_Problem details_. Copy every line from the records below that holds the word "grotendeels".

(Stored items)
--- Begin ---
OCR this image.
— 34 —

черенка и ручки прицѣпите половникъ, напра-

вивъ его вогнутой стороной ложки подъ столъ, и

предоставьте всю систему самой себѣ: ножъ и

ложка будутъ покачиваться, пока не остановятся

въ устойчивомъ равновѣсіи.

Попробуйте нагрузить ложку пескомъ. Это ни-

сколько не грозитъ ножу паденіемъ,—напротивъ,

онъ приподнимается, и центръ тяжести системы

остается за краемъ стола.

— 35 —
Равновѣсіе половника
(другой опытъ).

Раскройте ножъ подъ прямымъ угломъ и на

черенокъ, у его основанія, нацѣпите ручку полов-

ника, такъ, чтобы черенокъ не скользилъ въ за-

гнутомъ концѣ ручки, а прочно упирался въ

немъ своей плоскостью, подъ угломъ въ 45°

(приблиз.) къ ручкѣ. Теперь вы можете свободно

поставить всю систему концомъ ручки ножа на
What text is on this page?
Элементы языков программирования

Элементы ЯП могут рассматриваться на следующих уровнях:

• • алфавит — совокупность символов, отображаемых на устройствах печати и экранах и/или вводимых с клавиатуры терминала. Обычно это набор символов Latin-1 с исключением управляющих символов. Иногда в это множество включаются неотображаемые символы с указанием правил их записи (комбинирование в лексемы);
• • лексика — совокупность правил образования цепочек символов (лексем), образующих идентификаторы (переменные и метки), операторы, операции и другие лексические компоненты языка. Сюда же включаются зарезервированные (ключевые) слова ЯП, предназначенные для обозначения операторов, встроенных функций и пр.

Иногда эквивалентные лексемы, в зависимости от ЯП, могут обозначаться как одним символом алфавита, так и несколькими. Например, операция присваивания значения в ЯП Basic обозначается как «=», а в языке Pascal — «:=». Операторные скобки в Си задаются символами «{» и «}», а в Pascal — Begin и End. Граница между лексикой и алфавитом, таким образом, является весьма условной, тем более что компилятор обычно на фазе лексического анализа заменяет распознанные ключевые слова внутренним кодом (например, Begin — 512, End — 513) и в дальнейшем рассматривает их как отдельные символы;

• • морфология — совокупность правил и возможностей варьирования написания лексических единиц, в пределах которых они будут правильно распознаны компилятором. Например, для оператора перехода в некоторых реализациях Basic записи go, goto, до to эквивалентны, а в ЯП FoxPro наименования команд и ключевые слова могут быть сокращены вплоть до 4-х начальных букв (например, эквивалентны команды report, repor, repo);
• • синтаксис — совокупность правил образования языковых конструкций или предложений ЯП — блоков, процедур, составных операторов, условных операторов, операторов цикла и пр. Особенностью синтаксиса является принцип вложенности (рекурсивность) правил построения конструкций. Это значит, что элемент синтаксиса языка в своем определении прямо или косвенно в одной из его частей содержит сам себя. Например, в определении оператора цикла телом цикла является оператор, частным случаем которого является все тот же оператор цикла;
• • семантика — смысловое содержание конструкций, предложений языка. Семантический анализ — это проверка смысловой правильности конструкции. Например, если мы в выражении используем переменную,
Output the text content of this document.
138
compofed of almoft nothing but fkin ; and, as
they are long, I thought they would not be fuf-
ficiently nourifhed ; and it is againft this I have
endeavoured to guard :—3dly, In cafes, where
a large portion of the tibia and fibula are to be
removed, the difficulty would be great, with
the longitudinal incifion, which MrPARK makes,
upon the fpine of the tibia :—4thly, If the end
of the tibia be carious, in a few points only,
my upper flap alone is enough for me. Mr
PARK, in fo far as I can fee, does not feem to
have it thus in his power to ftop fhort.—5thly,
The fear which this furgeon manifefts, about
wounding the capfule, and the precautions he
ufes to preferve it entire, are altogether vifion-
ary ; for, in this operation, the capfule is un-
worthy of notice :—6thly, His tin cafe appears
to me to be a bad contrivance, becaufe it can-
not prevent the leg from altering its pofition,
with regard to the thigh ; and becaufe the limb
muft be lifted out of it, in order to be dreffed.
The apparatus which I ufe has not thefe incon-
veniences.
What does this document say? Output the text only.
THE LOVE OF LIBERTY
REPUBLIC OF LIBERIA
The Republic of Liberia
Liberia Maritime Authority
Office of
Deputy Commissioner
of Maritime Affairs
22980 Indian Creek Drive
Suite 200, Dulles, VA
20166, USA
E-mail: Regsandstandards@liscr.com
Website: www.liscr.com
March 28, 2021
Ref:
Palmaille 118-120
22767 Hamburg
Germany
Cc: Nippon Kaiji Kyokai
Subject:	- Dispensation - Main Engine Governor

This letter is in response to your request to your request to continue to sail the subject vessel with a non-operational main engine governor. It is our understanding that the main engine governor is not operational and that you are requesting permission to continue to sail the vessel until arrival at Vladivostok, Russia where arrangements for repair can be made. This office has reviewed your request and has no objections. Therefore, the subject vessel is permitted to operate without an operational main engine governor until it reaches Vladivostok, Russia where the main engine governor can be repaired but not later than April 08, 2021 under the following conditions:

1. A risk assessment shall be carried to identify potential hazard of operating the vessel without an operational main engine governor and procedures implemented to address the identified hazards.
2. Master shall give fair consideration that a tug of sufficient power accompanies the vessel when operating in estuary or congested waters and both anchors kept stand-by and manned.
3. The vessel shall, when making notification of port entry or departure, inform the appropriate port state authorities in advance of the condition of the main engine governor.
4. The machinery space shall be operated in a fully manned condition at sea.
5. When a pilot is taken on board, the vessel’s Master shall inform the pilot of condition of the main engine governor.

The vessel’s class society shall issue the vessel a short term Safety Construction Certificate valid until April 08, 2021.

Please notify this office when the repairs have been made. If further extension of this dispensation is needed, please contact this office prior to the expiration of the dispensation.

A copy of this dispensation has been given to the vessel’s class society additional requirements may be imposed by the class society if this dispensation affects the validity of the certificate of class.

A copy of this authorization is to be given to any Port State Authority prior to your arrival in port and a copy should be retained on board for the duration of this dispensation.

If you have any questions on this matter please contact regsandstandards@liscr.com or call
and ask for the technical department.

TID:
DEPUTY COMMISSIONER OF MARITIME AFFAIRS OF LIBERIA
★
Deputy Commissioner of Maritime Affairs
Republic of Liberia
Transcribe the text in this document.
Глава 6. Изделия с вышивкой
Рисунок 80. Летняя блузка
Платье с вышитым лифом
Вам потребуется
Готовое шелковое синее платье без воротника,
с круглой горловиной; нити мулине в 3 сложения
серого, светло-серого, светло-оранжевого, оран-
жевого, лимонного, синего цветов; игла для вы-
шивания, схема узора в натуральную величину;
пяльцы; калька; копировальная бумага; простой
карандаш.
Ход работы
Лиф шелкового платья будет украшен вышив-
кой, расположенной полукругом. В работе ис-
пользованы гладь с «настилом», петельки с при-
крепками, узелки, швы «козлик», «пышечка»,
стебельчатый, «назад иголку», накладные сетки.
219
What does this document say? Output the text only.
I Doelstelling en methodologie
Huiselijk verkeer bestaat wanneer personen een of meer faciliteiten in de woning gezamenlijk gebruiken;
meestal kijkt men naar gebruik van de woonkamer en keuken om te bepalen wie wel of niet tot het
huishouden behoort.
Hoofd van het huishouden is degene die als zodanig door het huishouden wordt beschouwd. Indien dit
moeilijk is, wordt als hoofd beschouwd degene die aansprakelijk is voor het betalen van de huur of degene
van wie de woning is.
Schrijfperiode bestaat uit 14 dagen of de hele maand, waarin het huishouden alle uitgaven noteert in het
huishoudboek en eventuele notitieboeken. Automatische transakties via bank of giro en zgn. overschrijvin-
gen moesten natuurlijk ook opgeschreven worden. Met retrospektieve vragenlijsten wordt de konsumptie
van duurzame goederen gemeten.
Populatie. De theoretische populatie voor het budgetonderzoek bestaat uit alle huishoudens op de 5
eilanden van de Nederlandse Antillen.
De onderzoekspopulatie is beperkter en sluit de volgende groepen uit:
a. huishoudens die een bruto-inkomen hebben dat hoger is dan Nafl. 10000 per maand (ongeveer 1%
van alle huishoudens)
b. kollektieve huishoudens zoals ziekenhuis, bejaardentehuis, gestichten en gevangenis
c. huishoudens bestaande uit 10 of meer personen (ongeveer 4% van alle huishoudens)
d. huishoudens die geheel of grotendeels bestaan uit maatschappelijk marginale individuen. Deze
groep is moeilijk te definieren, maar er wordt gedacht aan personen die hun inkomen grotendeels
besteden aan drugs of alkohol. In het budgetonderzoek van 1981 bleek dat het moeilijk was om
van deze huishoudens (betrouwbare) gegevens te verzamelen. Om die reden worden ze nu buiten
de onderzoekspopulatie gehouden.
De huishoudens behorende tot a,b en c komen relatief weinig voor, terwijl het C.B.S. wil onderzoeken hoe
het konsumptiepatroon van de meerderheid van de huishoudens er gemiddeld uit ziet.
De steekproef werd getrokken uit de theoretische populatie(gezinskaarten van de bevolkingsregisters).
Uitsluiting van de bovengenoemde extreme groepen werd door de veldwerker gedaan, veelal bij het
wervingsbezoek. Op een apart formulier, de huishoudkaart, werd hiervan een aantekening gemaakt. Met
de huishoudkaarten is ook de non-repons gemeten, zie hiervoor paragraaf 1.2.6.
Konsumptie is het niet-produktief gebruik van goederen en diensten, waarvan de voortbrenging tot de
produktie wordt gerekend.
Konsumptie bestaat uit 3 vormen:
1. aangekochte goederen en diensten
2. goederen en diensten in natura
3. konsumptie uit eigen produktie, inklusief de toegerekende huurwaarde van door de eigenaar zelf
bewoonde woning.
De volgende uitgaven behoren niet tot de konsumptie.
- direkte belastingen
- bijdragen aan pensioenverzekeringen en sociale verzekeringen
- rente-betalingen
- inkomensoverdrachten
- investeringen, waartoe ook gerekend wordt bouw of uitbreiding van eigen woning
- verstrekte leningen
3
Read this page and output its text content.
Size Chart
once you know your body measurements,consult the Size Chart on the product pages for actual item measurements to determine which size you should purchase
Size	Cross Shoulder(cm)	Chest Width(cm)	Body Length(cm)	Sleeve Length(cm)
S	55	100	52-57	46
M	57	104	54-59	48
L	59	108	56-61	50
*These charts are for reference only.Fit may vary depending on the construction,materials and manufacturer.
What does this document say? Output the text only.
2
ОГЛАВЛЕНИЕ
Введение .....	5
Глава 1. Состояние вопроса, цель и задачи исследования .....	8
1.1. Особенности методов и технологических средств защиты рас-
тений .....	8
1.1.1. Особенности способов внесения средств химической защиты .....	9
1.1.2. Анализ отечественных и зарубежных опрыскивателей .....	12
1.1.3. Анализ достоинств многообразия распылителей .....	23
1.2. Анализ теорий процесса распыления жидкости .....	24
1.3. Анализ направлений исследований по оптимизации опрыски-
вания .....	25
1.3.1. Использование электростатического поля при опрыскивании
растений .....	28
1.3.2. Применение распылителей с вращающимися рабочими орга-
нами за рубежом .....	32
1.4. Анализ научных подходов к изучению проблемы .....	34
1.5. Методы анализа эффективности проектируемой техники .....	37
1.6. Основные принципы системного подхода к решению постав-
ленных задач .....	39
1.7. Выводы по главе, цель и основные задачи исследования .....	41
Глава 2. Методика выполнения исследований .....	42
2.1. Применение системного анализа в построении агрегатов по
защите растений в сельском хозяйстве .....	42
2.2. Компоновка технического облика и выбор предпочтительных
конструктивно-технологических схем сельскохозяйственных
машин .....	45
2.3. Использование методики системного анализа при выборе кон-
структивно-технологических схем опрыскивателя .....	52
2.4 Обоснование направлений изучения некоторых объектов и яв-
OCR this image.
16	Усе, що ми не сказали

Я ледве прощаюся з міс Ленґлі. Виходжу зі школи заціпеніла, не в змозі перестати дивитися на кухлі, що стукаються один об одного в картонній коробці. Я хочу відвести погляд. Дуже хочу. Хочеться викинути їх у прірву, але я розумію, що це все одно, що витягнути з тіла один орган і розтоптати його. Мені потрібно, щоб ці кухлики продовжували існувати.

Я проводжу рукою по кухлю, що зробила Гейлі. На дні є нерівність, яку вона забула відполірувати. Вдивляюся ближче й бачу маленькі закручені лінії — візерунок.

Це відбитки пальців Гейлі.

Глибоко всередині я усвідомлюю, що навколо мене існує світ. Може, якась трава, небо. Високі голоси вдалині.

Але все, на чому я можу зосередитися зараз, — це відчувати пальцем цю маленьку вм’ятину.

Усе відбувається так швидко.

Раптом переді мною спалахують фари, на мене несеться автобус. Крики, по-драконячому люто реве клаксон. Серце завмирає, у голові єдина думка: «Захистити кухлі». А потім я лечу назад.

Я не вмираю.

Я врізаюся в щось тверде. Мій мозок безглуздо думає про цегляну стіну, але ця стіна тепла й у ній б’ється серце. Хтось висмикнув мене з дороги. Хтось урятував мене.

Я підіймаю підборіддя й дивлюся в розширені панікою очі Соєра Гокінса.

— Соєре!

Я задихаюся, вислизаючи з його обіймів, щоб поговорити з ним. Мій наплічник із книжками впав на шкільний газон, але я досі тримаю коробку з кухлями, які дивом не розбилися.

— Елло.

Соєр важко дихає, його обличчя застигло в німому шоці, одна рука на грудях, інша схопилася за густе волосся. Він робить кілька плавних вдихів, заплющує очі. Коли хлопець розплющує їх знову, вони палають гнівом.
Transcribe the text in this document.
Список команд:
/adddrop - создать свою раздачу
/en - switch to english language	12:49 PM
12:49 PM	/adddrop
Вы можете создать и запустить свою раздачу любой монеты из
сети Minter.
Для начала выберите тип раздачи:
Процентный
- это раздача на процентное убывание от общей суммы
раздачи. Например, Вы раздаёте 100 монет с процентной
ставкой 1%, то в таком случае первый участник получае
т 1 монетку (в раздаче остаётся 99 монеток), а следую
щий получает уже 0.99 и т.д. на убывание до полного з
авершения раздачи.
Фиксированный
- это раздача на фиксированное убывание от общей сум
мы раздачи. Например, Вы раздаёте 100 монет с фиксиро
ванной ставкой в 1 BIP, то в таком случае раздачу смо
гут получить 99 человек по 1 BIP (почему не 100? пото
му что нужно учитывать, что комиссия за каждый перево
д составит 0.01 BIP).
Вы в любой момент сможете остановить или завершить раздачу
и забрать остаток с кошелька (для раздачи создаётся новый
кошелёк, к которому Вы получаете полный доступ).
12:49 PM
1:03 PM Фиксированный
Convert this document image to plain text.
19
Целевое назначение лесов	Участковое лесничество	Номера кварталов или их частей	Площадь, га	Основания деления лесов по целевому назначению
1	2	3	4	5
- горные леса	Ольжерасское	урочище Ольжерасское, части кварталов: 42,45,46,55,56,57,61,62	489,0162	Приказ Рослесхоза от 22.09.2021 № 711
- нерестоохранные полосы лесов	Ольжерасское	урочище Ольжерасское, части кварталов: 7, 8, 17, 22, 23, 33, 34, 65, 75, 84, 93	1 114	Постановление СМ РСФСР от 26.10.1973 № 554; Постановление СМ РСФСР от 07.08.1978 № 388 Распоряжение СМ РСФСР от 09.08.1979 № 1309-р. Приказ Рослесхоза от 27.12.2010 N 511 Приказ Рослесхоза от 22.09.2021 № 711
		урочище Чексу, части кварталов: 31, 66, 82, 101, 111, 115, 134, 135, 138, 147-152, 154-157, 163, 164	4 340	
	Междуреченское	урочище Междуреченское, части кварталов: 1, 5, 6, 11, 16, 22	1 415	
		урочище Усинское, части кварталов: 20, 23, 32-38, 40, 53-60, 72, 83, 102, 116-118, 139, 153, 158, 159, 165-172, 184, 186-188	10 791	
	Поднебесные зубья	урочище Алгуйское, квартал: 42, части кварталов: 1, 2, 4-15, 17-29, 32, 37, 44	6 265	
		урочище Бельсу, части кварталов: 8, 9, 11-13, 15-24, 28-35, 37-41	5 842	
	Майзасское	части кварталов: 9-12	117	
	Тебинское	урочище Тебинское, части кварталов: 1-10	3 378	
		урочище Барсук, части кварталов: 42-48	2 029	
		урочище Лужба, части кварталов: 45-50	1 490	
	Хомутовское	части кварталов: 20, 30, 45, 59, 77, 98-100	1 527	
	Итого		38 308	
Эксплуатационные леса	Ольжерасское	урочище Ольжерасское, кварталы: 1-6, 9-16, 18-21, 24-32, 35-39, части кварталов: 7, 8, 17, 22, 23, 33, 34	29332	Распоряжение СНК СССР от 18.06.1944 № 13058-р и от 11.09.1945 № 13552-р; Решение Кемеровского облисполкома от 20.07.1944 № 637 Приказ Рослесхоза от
--- End ---
_Output below_.
d. huishoudens die geheel of grotendeels bestaan uit maatschappelijk marginale individuen. Deze
groep is moeilijk te definieren, maar er wordt gedacht aan personen die hun inkomen grotendeels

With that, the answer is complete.